--- BEGIN ---

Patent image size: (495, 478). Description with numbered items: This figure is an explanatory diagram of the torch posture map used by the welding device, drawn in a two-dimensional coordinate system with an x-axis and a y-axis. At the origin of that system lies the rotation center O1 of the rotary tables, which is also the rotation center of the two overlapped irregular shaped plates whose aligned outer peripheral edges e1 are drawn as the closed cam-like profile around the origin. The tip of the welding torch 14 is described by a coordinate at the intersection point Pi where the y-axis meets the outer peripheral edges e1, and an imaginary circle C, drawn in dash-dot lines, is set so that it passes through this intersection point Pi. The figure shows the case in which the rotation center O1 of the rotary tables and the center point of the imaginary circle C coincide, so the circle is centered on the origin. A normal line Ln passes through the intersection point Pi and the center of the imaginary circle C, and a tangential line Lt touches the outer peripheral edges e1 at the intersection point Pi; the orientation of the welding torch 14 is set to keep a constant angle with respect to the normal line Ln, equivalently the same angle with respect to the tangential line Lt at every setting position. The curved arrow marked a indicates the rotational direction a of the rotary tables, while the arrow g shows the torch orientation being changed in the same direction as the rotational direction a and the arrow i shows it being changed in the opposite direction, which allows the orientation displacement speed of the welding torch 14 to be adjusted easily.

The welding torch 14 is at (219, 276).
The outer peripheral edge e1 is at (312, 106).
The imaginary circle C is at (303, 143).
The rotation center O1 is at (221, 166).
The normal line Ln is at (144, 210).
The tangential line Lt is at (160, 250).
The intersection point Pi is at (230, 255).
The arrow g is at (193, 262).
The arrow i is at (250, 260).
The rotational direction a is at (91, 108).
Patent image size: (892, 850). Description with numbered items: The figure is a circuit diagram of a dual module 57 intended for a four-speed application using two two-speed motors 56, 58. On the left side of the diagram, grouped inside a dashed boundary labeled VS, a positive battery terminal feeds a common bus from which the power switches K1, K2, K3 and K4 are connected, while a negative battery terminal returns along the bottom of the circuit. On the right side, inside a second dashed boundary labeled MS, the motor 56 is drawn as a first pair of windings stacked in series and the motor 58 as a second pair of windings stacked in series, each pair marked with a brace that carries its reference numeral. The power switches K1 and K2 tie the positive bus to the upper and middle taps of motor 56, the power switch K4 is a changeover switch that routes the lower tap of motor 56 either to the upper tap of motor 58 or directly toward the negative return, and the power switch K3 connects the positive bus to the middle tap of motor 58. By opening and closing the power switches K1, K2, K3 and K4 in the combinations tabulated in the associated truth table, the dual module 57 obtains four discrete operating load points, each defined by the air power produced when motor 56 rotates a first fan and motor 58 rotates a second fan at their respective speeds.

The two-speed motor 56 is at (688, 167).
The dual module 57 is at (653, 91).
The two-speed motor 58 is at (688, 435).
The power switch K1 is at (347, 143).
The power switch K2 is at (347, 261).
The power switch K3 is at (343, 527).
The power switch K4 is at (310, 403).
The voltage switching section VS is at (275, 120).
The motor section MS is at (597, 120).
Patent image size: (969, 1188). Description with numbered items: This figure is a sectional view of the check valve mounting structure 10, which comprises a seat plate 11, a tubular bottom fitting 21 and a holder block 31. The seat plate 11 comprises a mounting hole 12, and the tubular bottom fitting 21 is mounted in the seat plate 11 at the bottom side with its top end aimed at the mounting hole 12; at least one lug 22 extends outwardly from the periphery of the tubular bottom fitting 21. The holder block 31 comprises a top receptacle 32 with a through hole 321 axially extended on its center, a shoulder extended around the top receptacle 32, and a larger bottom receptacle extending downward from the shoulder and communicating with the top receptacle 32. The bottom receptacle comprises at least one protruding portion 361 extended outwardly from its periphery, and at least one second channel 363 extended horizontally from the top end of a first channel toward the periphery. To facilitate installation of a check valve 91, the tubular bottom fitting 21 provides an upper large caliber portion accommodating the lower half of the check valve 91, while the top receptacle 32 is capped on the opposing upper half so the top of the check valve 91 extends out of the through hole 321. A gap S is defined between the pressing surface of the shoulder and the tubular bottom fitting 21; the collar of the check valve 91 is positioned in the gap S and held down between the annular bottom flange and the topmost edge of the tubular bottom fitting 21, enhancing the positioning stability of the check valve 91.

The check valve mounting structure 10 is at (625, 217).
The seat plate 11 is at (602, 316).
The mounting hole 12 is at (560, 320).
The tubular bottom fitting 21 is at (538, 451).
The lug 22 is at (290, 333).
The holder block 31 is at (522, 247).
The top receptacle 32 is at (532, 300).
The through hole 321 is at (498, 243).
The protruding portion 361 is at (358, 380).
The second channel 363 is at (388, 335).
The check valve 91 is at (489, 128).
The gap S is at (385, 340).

--- END ---

• **Stated exercise**
Reproduce every line of the entries above word for word.

• **Solution for this problem**
Patent image size: (495, 478). Description with numbered items: This figure is an explanatory diagram of the torch posture map used by the welding device, drawn in a two-dimensional coordinate system with an x-axis and a y-axis. At the origin of that system lies the rotation center O1 of the rotary tables, which is also the rotation center of the two overlapped irregular shaped plates whose aligned outer peripheral edges e1 are drawn as the closed cam-like profile around the origin. The tip of the welding torch 14 is described by a coordinate at the intersection point Pi where the y-axis meets the outer peripheral edges e1, and an imaginary circle C, drawn in dash-dot lines, is set so that it passes through this intersection point Pi. The figure shows the case in which the rotation center O1 of the rotary tables and the center point of the imaginary circle C coincide, so the circle is centered on the origin. A normal line Ln passes through the intersection point Pi and the center of the imaginary circle C, and a tangential line Lt touches the outer peripheral edges e1 at the intersection point Pi; the orientation of the welding torch 14 is set to keep a constant angle with respect to the normal line Ln, equivalently the same angle with respect to the tangential line Lt at every setting position. The curved arrow marked a indicates the rotational direction a of the rotary tables, while the arrow g shows the torch orientation being changed in the same direction as the rotational direction a and the arrow i shows it being changed in the opposite direction, which allows the orientation displacement speed of the welding torch 14 to be adjusted easily.

The welding torch 14 is at (219, 276).
The outer peripheral edge e1 is at (312, 106).
The imaginary circle C is at (303, 143).
The rotation center O1 is at (221, 166).
The normal line Ln is at (144, 210).
The tangential line Lt is at (160, 250).
The intersection point Pi is at (230, 255).
The arrow g is at (193, 262).
The arrow i is at (250, 260).
The rotational direction a is at (91, 108).
Patent image size: (892, 850). Description with numbered items: The figure is a circuit diagram of a dual module 57 intended for a four-speed application using two two-speed motors 56, 58. On the left side of the diagram, grouped inside a dashed boundary labeled VS, a positive battery terminal feeds a common bus from which the power switches K1, K2, K3 and K4 are connected, while a negative battery terminal returns along the bottom of the circuit. On the right side, inside a second dashed boundary labeled MS, the motor 56 is drawn as a first pair of windings stacked in series and the motor 58 as a second pair of windings stacked in series, each pair marked with a brace that carries its reference numeral. The power switches K1 and K2 tie the positive bus to the upper and middle taps of motor 56, the power switch K4 is a changeover switch that routes the lower tap of motor 56 either to the upper tap of motor 58 or directly toward the negative return, and the power switch K3 connects the positive bus to the middle tap of motor 58. By opening and closing the power switches K1, K2, K3 and K4 in the combinations tabulated in the associated truth table, the dual module 57 obtains four discrete operating load points, each defined by the air power produced when motor 56 rotates a first fan and motor 58 rotates a second fan at their respective speeds.

The two-speed motor 56 is at (688, 167).
The dual module 57 is at (653, 91).
The two-speed motor 58 is at (688, 435).
The power switch K1 is at (347, 143).
The power switch K2 is at (347, 261).
The power switch K3 is at (343, 527).
The power switch K4 is at (310, 403).
The voltage switching section VS is at (275, 120).
The motor section MS is at (597, 120).
Patent image size: (969, 1188). Description with numbered items: This figure is a sectional view of the check valve mounting structure 10, which comprises a seat plate 11, a tubular bottom fitting 21 and a holder block 31. The seat plate 11 comprises a mounting hole 12, and the tubular bottom fitting 21 is mounted in the seat plate 11 at the bottom side with its top end aimed at the mounting hole 12; at least one lug 22 extends outwardly from the periphery of the tubular bottom fitting 21. The holder block 31 comprises a top receptacle 32 with a through hole 321 axially extended on its center, a shoulder extended around the top receptacle 32, and a larger bottom receptacle extending downward from the shoulder and communicating with the top receptacle 32. The bottom receptacle comprises at least one protruding portion 361 extended outwardly from its periphery, and at least one second channel 363 extended horizontally from the top end of a first channel toward the periphery. To facilitate installation of a check valve 91, the tubular bottom fitting 21 provides an upper large caliber portion accommodating the lower half of the check valve 91, while the top receptacle 32 is capped on the opposing upper half so the top of the check valve 91 extends out of the through hole 321. A gap S is defined between the pressing surface of the shoulder and the tubular bottom fitting 21; the collar of the check valve 91 is positioned in the gap S and held down between the annular bottom flange and the topmost edge of the tubular bottom fitting 21, enhancing the positioning stability of the check valve 91.

The check valve mounting structure 10 is at (625, 217).
The seat plate 11 is at (602, 316).
The mounting hole 12 is at (560, 320).
The tubular bottom fitting 21 is at (538, 451).
The lug 22 is at (290, 333).
The holder block 31 is at (522, 247).
The top receptacle 32 is at (532, 300).
The through hole 321 is at (498, 243).
The protruding portion 361 is at (358, 380).
The second channel 363 is at (388, 335).
The check valve 91 is at (489, 128).
The gap S is at (385, 340).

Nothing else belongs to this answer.